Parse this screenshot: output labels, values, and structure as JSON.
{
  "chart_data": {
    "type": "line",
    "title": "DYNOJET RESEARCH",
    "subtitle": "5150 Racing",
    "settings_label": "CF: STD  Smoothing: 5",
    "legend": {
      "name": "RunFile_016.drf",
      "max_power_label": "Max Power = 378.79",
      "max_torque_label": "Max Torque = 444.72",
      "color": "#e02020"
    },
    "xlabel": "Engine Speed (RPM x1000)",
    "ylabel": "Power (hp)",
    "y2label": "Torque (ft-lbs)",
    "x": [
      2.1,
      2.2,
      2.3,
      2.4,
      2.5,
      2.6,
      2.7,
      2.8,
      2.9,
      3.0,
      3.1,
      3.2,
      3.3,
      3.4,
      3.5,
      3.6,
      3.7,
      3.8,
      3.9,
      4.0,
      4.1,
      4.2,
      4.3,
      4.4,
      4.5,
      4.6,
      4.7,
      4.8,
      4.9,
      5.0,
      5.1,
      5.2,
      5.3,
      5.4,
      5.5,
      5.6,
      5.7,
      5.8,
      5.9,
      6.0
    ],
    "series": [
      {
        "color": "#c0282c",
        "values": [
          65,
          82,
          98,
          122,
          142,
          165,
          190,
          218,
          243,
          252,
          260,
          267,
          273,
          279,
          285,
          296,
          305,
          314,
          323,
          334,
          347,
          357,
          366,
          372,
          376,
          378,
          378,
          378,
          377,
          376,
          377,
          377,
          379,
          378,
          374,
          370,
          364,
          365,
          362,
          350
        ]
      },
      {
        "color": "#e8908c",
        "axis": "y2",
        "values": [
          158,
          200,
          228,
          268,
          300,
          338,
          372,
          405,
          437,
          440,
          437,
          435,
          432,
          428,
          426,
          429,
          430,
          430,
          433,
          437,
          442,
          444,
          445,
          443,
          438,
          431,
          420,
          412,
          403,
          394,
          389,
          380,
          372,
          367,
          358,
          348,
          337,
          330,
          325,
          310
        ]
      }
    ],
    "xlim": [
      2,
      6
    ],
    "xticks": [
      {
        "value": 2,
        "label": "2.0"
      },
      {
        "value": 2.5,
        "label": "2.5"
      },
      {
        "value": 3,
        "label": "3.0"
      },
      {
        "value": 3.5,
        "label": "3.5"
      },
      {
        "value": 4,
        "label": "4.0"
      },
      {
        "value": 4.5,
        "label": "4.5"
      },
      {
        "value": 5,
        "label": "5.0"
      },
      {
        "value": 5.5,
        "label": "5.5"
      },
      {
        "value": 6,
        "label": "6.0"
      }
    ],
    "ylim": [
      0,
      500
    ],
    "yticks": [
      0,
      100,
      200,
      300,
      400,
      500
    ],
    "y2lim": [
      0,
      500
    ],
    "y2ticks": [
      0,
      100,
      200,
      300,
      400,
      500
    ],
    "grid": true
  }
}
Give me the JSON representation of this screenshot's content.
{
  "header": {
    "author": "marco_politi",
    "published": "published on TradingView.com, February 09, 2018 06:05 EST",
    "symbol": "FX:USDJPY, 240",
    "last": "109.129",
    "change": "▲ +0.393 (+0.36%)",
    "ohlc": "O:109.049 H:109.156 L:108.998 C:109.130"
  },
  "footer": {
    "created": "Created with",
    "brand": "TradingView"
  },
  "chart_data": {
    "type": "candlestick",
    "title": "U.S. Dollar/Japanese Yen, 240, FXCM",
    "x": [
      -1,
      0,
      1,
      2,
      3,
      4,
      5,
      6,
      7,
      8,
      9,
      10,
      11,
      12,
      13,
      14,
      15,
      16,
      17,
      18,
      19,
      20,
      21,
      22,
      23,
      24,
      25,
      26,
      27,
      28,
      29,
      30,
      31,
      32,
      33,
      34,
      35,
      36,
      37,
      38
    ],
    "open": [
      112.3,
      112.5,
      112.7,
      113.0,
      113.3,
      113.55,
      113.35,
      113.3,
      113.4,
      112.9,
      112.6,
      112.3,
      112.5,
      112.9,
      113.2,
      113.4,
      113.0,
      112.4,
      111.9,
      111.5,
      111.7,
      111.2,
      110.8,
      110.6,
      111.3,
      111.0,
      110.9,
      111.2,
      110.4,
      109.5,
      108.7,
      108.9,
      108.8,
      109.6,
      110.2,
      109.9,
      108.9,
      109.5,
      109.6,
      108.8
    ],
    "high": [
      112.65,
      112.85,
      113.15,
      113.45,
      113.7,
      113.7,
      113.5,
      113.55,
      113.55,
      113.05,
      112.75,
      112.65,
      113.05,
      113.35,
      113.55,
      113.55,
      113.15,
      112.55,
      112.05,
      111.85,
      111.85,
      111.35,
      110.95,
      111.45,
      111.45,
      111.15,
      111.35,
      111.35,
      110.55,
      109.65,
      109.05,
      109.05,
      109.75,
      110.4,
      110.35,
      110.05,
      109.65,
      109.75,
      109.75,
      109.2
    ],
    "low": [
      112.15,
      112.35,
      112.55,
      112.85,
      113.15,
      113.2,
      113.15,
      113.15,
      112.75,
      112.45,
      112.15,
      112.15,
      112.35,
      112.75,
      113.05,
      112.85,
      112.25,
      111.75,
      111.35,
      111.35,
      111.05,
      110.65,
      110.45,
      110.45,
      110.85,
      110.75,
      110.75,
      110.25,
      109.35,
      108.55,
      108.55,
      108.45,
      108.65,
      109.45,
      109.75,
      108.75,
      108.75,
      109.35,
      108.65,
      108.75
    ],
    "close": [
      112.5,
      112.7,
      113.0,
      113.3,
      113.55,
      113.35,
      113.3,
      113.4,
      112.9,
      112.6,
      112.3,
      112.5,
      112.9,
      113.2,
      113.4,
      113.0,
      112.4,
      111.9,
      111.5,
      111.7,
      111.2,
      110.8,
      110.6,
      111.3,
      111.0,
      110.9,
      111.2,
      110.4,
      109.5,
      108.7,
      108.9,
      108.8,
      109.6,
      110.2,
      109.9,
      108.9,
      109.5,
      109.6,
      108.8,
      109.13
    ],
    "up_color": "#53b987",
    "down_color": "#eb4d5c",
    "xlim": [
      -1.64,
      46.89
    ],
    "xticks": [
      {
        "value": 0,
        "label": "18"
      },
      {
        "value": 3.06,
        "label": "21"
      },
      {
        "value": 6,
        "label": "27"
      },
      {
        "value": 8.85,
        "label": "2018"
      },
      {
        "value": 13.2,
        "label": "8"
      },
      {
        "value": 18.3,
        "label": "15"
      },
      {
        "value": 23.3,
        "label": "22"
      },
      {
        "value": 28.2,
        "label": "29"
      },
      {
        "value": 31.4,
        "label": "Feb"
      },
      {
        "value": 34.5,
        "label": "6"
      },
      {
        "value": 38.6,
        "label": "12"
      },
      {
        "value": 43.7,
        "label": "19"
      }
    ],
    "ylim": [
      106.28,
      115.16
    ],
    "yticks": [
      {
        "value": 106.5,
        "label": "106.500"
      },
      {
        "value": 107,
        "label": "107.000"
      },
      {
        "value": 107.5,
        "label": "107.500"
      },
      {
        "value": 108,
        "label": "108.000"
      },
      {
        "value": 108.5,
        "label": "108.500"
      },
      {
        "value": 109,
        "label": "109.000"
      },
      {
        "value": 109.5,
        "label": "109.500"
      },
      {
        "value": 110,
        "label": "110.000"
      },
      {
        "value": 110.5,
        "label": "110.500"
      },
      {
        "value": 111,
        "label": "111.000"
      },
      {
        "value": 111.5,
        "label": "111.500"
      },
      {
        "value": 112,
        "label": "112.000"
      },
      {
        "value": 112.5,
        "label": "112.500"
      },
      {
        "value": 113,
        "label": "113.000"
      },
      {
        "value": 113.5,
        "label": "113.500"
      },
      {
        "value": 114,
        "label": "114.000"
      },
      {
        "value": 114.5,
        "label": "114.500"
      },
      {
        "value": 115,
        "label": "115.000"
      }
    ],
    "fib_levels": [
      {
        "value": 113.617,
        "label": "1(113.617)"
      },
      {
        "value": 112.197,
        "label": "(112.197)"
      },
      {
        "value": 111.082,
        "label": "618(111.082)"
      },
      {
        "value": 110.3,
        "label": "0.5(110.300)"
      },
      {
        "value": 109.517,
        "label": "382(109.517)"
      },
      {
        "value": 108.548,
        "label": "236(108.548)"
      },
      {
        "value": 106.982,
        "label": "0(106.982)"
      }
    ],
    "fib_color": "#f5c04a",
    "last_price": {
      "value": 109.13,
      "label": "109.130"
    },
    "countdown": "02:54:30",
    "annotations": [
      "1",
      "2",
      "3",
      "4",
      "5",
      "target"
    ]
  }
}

++++++++

» Exercise brief: From the entries above, select each line containing the string "Torque".

» Output below:
      "max_torque_label": "Max Torque = 444.72",
    "y2label": "Torque (ft-lbs)",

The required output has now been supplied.